**Record set:**

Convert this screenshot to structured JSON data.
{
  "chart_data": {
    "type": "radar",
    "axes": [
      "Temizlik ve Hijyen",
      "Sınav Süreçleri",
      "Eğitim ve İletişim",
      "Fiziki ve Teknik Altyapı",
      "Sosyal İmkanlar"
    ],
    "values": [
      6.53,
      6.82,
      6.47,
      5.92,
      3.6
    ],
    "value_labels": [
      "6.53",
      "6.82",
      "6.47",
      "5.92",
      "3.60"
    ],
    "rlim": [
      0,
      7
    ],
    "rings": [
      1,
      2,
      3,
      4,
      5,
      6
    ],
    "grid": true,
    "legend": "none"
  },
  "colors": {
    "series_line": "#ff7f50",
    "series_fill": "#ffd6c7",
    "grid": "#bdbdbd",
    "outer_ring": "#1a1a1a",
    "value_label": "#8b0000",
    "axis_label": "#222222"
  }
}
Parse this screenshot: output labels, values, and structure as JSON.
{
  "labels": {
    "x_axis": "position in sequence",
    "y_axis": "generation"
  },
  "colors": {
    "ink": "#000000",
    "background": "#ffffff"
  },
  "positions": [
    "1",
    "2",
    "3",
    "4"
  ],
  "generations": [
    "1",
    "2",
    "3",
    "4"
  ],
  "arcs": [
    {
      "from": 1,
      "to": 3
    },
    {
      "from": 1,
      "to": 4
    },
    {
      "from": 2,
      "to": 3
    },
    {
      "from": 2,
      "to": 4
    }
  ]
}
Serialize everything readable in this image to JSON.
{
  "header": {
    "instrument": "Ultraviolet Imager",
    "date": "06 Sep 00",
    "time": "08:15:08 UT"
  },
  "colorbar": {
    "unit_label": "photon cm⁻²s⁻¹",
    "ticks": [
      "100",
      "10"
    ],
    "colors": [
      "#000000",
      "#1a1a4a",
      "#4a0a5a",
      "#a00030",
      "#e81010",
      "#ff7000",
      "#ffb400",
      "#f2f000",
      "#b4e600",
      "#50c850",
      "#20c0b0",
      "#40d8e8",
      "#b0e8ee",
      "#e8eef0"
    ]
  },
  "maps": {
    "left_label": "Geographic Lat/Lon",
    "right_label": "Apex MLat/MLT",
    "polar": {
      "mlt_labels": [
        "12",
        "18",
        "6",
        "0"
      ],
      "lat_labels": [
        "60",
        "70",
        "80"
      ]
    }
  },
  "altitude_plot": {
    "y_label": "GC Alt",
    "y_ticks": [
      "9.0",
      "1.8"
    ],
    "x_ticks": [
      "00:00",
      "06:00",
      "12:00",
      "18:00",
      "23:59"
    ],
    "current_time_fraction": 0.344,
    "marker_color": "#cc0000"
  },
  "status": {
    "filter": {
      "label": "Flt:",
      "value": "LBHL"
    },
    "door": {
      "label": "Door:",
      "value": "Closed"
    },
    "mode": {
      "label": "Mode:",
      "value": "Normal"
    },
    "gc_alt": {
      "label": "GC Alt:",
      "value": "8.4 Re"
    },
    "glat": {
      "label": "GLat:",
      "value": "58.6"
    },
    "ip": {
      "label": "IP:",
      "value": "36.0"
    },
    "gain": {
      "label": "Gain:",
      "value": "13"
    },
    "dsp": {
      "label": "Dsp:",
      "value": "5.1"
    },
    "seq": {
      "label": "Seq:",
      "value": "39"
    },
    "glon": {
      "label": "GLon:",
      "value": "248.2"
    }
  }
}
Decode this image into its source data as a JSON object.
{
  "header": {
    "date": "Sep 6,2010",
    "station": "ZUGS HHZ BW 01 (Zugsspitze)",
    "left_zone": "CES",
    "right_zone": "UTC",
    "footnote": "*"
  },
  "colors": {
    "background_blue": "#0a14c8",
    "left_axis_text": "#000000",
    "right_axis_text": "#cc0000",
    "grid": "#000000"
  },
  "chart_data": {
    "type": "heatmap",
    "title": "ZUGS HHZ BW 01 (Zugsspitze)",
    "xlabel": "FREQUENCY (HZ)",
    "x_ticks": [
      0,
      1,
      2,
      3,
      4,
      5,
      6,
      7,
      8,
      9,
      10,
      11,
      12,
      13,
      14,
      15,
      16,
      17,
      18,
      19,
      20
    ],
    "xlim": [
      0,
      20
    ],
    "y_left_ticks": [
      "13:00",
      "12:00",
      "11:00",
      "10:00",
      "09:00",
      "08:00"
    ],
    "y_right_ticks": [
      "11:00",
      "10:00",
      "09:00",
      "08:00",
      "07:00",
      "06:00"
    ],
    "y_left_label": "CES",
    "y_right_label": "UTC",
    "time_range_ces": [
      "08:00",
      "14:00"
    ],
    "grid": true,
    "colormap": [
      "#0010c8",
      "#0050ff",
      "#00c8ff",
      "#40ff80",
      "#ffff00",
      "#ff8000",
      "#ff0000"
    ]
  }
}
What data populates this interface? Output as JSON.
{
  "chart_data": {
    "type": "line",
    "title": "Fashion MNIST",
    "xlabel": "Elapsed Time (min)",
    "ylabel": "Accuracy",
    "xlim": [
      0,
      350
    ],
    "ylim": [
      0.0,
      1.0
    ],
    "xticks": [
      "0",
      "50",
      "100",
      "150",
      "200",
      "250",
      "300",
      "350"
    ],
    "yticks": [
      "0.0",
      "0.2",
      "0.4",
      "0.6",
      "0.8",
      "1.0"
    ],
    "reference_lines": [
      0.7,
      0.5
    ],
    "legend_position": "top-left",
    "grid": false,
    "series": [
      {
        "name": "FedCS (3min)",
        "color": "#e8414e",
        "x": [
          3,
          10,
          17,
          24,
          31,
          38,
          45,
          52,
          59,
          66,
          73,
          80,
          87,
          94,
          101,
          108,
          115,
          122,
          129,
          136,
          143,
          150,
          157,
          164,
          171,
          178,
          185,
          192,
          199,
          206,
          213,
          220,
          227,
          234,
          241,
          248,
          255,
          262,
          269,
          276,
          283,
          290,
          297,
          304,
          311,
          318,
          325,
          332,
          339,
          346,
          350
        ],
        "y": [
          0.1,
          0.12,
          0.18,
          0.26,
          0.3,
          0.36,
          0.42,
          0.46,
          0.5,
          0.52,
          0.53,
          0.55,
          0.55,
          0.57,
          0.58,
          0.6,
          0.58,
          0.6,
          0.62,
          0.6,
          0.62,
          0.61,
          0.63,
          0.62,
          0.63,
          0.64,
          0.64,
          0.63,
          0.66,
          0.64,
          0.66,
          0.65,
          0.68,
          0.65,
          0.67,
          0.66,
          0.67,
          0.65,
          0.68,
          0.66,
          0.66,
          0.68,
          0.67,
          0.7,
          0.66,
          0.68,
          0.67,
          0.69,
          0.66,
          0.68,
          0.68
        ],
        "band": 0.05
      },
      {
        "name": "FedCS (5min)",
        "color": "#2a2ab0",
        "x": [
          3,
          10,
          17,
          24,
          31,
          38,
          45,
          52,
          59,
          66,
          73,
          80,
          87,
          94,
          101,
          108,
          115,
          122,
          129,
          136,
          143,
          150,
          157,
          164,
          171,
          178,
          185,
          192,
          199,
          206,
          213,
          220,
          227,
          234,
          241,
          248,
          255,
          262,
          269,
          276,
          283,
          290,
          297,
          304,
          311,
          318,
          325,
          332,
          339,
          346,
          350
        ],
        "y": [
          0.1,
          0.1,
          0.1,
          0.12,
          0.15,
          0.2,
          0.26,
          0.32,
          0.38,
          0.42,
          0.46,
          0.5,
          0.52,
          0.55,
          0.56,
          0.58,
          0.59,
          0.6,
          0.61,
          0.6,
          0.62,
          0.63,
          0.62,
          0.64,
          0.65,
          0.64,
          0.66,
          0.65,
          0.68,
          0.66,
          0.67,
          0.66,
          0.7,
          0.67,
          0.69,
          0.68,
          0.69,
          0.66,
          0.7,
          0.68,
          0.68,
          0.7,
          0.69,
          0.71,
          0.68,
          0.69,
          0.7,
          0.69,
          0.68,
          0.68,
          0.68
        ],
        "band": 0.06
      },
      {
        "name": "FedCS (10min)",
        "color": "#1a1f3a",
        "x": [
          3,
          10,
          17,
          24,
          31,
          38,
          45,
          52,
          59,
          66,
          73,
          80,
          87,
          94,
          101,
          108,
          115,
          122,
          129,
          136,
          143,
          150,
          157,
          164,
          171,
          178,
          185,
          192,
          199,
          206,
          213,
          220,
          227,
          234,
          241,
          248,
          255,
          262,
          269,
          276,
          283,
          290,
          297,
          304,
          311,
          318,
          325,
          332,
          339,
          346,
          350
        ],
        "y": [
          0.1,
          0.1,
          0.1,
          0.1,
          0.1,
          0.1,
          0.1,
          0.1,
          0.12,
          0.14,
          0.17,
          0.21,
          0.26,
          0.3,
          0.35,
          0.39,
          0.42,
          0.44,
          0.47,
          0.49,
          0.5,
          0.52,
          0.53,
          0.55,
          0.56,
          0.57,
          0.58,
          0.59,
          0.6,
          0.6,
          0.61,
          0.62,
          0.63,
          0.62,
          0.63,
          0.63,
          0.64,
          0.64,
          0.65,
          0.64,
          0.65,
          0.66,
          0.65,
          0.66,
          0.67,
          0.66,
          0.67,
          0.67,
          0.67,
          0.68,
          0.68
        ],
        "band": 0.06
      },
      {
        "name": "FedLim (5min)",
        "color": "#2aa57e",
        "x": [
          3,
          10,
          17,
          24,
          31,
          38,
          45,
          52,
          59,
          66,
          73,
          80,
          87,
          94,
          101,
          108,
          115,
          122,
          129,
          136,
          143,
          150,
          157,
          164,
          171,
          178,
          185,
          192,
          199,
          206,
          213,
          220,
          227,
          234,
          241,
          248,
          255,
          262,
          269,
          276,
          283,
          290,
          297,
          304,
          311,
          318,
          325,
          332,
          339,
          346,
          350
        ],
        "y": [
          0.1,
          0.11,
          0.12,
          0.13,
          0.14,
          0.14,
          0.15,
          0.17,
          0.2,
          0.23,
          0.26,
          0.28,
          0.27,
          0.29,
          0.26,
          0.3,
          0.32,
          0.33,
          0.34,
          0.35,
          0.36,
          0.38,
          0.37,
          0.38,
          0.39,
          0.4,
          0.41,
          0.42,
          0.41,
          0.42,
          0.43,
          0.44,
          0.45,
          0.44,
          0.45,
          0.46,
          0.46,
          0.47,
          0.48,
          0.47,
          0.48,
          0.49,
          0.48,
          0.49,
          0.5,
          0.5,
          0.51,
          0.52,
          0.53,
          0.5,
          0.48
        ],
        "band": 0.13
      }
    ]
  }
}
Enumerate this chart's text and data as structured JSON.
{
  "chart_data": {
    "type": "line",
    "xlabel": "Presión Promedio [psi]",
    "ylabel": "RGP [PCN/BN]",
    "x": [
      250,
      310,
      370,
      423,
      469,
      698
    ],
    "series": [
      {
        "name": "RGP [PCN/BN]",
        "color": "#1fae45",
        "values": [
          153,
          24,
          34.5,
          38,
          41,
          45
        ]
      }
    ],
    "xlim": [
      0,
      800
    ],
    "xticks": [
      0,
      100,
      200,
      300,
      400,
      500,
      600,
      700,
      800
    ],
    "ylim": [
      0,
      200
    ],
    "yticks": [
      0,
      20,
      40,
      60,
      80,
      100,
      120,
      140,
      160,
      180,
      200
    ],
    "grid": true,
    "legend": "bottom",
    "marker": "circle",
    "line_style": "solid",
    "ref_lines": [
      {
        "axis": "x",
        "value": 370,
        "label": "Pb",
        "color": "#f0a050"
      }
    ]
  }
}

**Aim:** In the entries above, locate every line with the word "title" and copy it.

**Worked answer:**
    "title": "ZUGS HHZ BW 01 (Zugsspitze)",
    "title": "Fashion MNIST",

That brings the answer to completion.